Search the records for "CONDUCCIÓN". Copy every line where it appears.

* begin Entries provided *

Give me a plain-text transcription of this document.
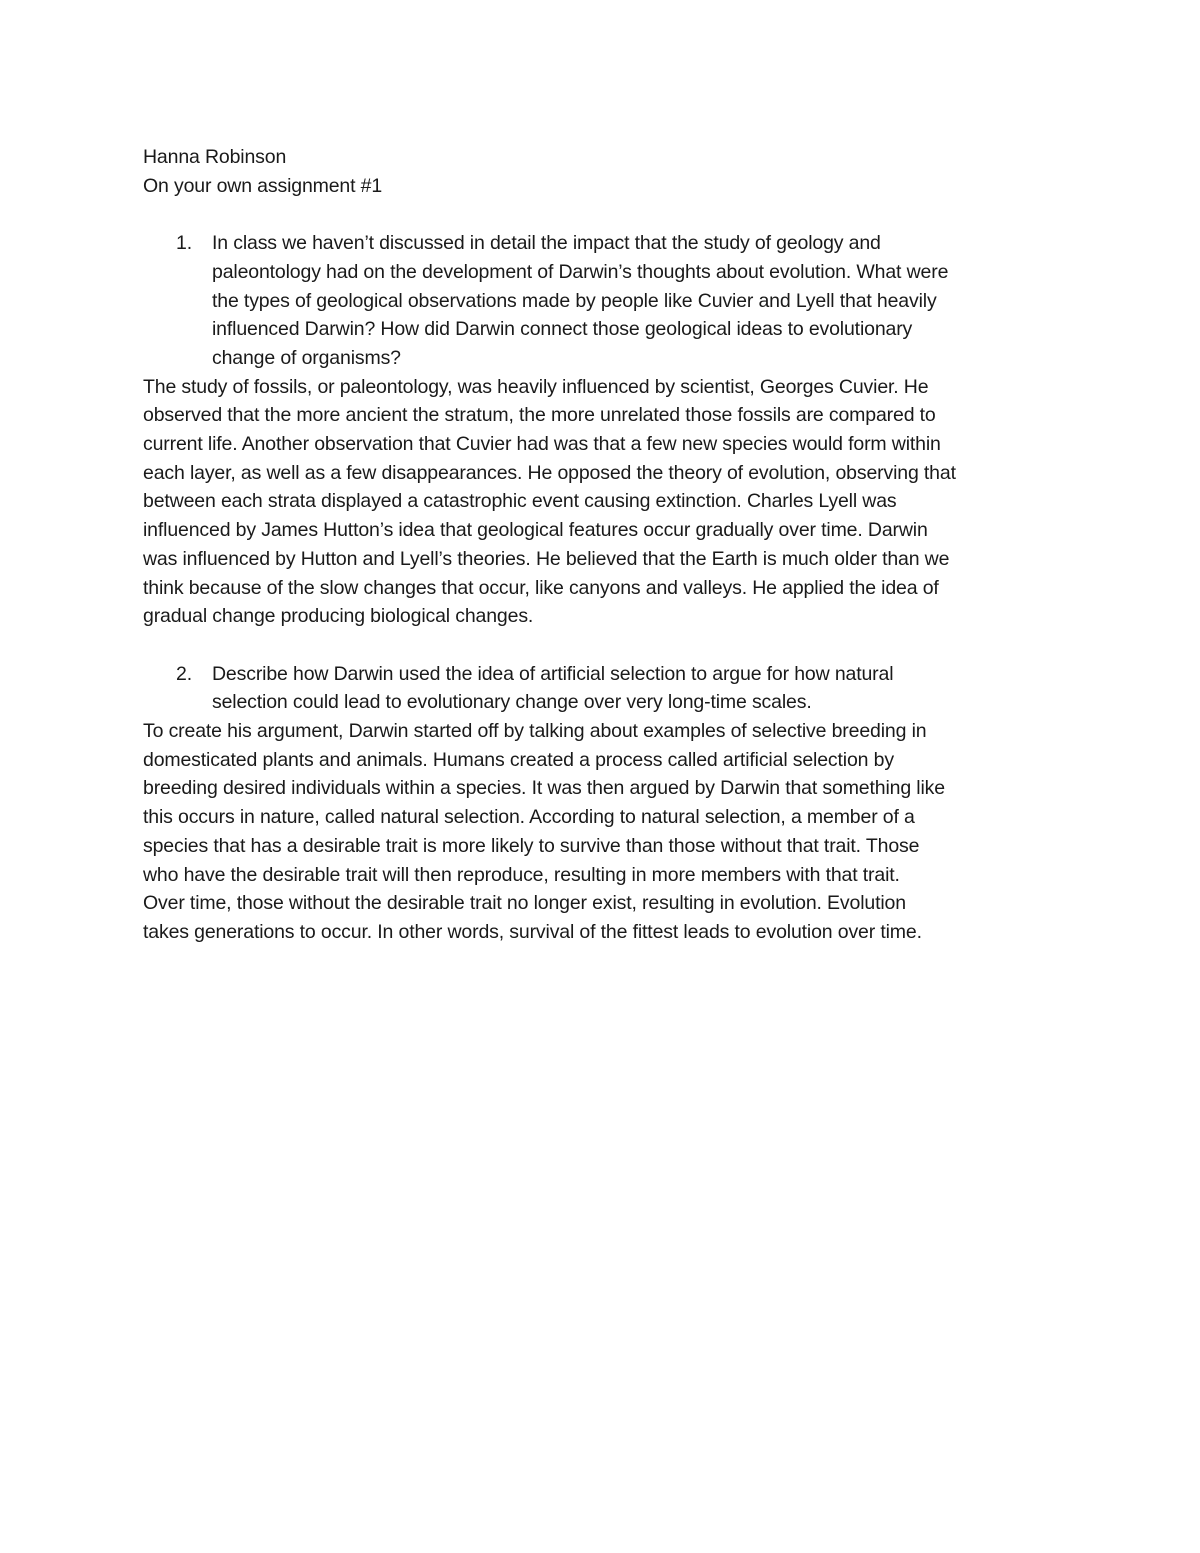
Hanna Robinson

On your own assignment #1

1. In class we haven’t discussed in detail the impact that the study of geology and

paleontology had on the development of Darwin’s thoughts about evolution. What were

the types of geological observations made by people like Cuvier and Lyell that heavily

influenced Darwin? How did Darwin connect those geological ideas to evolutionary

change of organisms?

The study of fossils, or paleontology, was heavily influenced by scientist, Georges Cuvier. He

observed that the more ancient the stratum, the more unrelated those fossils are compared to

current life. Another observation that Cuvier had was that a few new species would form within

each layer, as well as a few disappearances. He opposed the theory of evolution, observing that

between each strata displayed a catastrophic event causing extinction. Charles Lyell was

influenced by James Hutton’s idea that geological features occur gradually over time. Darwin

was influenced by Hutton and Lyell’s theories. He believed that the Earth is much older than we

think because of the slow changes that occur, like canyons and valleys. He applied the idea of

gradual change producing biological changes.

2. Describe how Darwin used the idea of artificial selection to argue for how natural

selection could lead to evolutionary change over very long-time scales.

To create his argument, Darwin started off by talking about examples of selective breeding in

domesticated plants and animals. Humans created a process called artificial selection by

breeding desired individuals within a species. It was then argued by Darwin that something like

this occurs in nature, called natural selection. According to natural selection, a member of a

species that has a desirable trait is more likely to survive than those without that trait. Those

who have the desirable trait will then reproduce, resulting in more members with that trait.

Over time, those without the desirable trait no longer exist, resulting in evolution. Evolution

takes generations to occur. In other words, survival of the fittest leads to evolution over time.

* end Entries provided *
* begin Entries provided *

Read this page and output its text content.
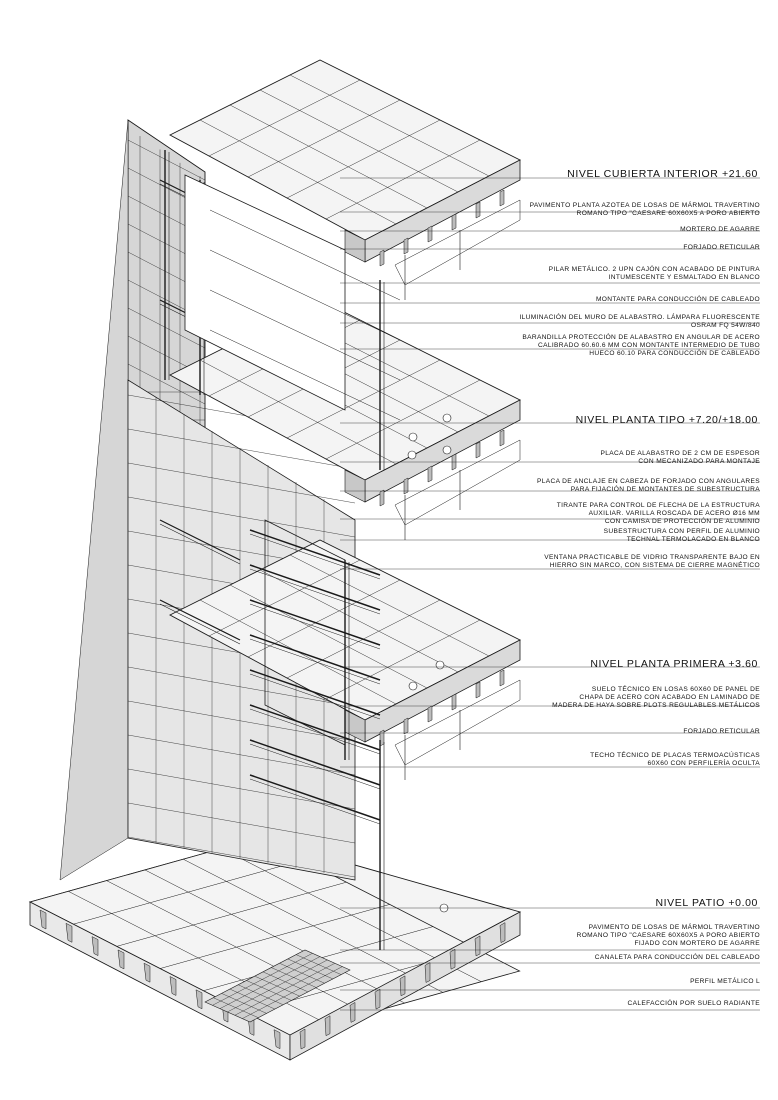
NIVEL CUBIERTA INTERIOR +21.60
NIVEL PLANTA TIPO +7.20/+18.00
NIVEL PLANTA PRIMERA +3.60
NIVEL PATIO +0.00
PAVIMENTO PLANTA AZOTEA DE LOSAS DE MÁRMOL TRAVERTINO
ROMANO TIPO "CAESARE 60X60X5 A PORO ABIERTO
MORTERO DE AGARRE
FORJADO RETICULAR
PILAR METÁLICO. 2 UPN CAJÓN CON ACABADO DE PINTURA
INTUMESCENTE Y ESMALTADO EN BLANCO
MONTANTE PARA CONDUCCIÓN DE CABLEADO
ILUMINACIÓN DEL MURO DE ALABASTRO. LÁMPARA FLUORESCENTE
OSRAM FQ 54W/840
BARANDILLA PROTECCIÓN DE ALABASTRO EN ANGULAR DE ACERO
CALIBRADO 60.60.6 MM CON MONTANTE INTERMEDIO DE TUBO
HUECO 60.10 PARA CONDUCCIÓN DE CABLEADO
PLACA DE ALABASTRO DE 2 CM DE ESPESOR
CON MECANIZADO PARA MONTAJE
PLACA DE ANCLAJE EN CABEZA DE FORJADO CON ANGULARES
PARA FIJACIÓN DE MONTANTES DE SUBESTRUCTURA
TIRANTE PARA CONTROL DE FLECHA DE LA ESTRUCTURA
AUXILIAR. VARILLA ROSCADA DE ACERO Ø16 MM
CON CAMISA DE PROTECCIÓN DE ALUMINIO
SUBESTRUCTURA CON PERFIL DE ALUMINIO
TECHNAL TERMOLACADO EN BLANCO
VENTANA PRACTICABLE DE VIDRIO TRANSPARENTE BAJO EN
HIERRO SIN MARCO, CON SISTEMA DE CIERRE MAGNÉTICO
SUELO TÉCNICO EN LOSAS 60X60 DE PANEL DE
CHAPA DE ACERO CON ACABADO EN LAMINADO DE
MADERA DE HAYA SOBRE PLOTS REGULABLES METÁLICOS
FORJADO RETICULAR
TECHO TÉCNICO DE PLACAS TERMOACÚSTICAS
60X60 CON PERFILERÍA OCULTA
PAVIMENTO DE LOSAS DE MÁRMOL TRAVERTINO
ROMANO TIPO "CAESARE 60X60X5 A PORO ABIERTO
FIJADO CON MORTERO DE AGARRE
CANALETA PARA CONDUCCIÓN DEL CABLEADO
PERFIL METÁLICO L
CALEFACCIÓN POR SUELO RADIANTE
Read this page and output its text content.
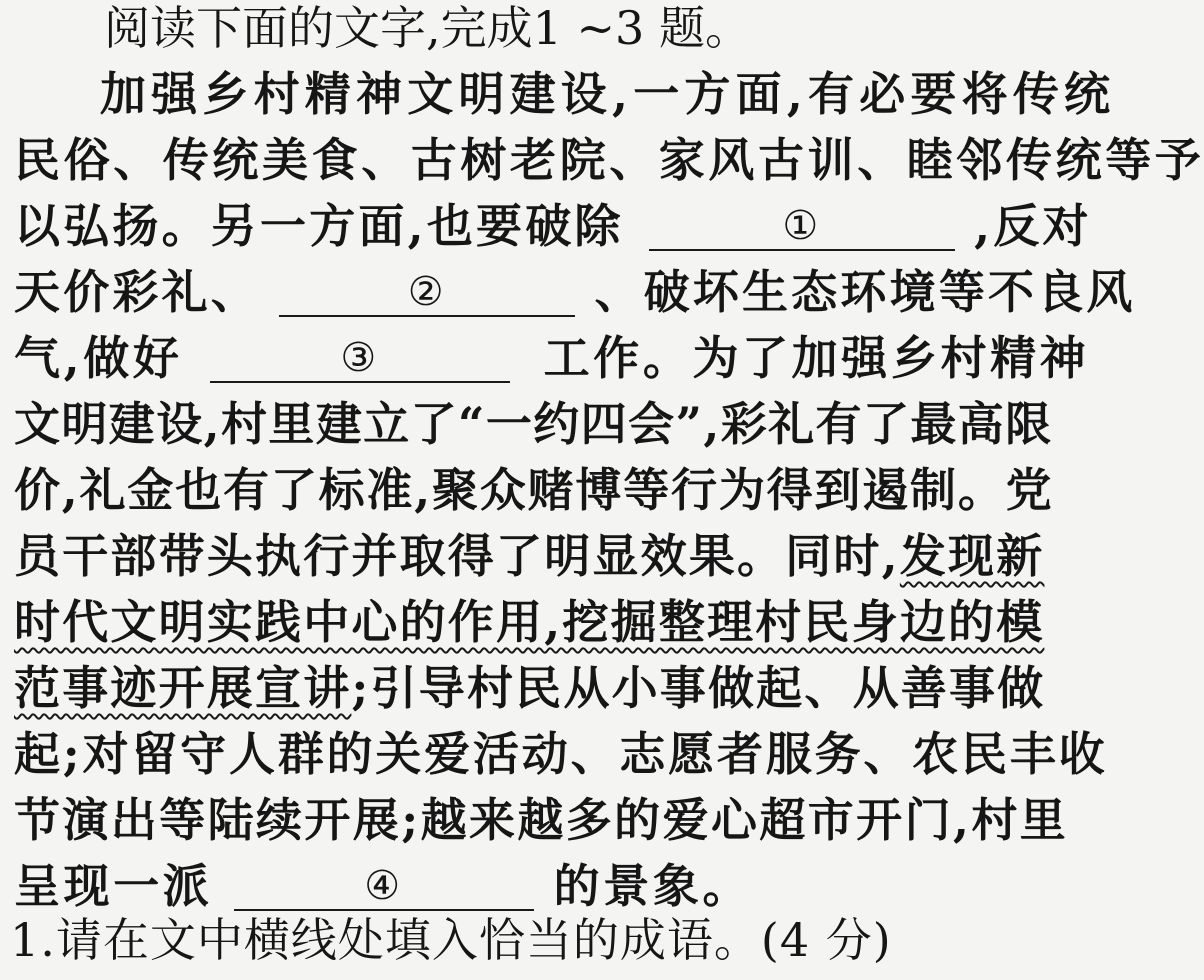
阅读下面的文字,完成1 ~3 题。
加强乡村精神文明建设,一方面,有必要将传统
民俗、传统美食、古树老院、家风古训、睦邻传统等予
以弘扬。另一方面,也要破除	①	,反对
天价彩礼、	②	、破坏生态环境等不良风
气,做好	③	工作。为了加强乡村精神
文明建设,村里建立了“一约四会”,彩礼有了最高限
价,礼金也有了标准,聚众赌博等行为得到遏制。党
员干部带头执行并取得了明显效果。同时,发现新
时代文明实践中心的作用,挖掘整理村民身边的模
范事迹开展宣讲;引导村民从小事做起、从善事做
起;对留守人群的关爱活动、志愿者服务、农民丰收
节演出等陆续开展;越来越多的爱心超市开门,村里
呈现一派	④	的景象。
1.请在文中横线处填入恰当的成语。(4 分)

* end Entries provided *

§ Written answer:
MONTANTE PARA CONDUCCIÓN DE CABLEADO
HUECO 60.10 PARA CONDUCCIÓN DE CABLEADO
CANALETA PARA CONDUCCIÓN DEL CABLEADO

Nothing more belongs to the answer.